> _TASK DIRECTIONS_: The reply should contain all the data below, repeated exactly, and none of the images.

[Opening RECORDS SHOWN section]

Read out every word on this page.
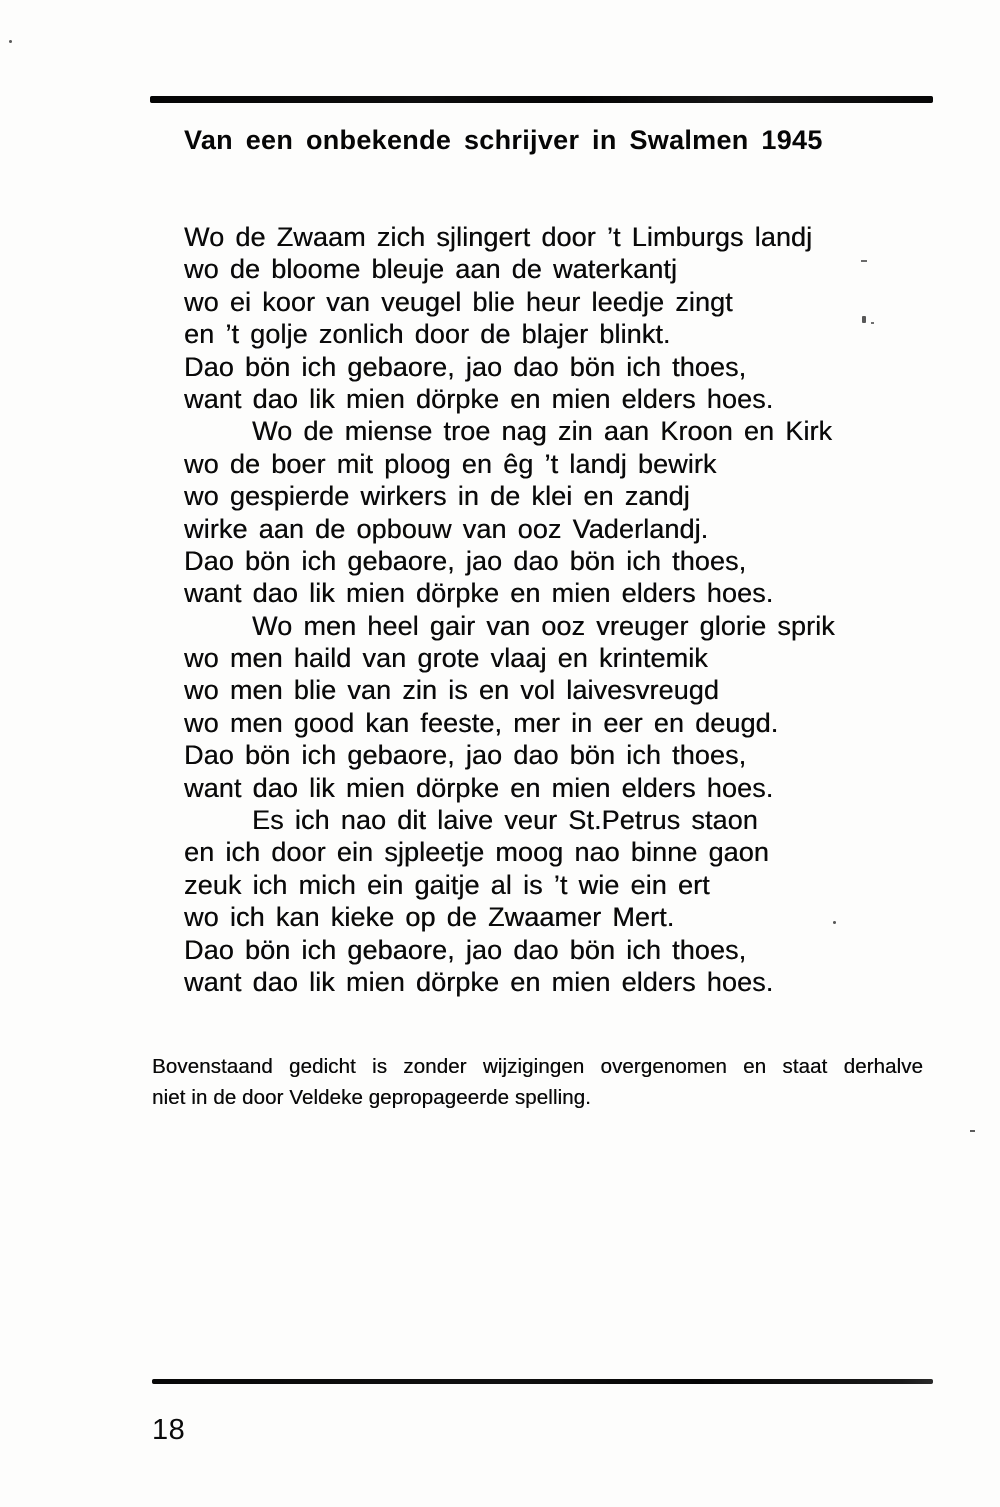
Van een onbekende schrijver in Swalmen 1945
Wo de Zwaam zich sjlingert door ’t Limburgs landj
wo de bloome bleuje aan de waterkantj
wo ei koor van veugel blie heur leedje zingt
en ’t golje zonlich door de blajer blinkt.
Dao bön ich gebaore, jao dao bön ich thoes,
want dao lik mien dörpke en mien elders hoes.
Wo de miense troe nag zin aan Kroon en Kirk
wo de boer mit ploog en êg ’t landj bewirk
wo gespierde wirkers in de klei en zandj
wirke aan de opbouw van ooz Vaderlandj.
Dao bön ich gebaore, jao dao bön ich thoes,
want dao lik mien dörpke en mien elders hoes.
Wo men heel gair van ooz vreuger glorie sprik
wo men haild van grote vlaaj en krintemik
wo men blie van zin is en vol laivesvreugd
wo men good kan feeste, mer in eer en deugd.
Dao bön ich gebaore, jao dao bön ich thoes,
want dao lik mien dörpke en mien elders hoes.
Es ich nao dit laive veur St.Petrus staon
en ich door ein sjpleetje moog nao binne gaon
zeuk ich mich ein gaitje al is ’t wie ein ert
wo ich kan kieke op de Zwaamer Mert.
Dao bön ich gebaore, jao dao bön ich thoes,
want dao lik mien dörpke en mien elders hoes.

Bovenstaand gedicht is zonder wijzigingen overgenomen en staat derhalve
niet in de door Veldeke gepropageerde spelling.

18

[Closing RECORDS SHOWN section]

> _EXERCISE RESPONSE_:
Read out every word on this page.
Van een onbekende schrijver in Swalmen 1945
Wo de Zwaam zich sjlingert door ’t Limburgs landj
wo de bloome bleuje aan de waterkantj
wo ei koor van veugel blie heur leedje zingt
en ’t golje zonlich door de blajer blinkt.
Dao bön ich gebaore, jao dao bön ich thoes,
want dao lik mien dörpke en mien elders hoes.
Wo de miense troe nag zin aan Kroon en Kirk
wo de boer mit ploog en êg ’t landj bewirk
wo gespierde wirkers in de klei en zandj
wirke aan de opbouw van ooz Vaderlandj.
Dao bön ich gebaore, jao dao bön ich thoes,
want dao lik mien dörpke en mien elders hoes.
Wo men heel gair van ooz vreuger glorie sprik
wo men haild van grote vlaaj en krintemik
wo men blie van zin is en vol laivesvreugd
wo men good kan feeste, mer in eer en deugd.
Dao bön ich gebaore, jao dao bön ich thoes,
want dao lik mien dörpke en mien elders hoes.
Es ich nao dit laive veur St.Petrus staon
en ich door ein sjpleetje moog nao binne gaon
zeuk ich mich ein gaitje al is ’t wie ein ert
wo ich kan kieke op de Zwaamer Mert.
Dao bön ich gebaore, jao dao bön ich thoes,
want dao lik mien dörpke en mien elders hoes.

Bovenstaand gedicht is zonder wijzigingen overgenomen en staat derhalve
niet in de door Veldeke gepropageerde spelling.

18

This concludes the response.